* **REQUIREMENT**
Find all lines in the listing that include the word "года", then copy them.

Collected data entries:
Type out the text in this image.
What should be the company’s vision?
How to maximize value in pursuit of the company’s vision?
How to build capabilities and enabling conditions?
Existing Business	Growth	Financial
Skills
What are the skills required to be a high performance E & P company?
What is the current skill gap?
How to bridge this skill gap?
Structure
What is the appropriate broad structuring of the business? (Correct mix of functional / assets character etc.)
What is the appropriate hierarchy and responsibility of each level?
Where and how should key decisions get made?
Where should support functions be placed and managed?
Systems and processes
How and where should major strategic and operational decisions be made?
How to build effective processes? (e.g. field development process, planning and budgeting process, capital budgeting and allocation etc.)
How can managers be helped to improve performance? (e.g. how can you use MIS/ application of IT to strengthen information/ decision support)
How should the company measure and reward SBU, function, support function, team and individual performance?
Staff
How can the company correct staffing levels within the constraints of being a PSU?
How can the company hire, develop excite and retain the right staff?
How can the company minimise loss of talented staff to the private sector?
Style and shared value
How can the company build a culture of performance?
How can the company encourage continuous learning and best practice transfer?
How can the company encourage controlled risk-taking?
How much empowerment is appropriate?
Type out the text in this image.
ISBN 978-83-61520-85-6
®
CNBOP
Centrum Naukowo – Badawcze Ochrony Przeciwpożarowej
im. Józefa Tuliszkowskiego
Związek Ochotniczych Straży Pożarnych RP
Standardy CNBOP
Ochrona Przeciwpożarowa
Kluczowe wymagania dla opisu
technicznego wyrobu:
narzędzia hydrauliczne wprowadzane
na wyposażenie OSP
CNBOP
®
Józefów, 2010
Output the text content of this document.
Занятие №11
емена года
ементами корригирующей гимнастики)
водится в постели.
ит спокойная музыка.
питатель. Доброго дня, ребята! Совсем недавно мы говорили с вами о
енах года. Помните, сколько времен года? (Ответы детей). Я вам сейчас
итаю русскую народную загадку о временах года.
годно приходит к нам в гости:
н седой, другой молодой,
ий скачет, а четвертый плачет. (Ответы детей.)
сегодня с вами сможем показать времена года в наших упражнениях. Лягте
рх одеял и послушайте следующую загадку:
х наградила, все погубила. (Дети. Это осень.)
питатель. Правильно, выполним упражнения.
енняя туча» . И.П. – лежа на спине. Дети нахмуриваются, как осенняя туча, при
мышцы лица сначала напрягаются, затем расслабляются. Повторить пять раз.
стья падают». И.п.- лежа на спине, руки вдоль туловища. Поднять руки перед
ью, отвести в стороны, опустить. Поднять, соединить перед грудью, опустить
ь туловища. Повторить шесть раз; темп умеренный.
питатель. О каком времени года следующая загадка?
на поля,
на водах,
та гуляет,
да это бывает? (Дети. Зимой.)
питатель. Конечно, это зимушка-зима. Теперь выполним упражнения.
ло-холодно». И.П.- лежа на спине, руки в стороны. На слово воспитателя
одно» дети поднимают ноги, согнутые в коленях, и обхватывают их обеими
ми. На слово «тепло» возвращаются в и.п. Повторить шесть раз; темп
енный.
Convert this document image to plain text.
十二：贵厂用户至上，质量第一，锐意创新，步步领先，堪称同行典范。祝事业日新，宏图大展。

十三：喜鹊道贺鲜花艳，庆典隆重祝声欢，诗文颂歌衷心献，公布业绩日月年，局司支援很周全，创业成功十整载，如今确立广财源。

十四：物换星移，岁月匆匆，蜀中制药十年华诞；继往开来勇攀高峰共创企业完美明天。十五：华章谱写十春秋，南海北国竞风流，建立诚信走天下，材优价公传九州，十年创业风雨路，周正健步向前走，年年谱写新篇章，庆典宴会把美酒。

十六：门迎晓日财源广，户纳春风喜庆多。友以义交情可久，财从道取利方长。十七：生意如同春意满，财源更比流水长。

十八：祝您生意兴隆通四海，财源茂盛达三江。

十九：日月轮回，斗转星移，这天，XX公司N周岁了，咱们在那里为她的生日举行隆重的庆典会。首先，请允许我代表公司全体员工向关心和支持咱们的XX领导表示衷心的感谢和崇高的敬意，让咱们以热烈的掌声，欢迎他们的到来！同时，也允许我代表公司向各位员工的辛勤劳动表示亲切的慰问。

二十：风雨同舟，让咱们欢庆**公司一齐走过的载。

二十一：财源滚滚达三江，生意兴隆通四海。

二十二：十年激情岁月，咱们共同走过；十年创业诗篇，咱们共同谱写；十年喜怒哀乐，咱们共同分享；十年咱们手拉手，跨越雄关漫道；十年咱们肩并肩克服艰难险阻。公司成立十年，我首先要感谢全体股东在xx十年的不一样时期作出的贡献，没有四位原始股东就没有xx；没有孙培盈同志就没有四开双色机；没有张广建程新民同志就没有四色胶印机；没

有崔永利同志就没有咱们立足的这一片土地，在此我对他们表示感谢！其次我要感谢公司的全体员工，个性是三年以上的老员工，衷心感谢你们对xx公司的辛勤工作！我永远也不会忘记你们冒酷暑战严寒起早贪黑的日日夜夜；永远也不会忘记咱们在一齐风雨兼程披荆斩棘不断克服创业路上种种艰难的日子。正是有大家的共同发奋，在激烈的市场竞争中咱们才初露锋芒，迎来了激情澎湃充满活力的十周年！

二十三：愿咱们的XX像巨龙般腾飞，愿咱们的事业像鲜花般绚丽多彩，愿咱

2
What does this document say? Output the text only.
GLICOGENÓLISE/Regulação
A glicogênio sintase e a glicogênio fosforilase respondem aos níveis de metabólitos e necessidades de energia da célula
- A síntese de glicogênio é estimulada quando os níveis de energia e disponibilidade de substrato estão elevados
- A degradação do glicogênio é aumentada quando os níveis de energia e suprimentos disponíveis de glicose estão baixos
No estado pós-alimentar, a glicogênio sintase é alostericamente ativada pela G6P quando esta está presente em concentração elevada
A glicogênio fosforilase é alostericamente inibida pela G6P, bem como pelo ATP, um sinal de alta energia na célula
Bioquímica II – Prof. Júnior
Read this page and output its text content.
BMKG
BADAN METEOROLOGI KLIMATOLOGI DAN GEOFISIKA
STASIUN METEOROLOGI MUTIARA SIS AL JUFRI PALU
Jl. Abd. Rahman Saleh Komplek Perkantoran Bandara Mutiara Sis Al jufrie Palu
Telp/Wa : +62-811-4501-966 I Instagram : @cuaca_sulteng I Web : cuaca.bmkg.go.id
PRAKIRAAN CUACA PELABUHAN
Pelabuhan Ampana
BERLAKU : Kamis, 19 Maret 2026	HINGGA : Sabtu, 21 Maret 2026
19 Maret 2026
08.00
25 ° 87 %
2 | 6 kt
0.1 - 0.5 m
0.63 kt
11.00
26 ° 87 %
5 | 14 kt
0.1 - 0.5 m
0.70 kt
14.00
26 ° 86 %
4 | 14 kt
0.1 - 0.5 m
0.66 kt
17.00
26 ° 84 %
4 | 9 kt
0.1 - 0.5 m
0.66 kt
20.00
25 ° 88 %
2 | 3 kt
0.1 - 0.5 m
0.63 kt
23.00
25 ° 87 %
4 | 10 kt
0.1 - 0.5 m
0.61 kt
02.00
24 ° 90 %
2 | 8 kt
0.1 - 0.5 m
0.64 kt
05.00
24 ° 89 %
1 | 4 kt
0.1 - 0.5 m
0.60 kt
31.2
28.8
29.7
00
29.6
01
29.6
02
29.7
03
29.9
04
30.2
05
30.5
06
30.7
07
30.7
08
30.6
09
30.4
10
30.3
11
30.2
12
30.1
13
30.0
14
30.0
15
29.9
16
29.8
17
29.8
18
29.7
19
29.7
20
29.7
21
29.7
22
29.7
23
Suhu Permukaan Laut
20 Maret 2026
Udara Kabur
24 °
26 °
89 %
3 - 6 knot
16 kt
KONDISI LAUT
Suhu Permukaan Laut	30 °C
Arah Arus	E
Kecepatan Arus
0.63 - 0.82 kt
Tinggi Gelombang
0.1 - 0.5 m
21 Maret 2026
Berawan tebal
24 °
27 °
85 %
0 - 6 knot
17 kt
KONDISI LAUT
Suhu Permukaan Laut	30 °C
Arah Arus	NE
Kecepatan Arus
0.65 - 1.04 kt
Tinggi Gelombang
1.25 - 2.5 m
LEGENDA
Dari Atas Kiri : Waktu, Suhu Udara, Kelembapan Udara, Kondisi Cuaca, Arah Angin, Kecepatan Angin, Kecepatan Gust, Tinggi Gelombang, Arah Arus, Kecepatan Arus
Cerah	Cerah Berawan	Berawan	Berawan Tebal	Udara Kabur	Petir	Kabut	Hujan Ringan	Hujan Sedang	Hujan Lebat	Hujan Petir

* **EXERCISE SOLUTION**
емена года
енах года. Помните, сколько времен года? (Ответы детей). Я вам сейчас
итаю русскую народную загадку о временах года.
сегодня с вами сможем показать времена года в наших упражнениях. Лягте
питатель. О каком времени года следующая загадка?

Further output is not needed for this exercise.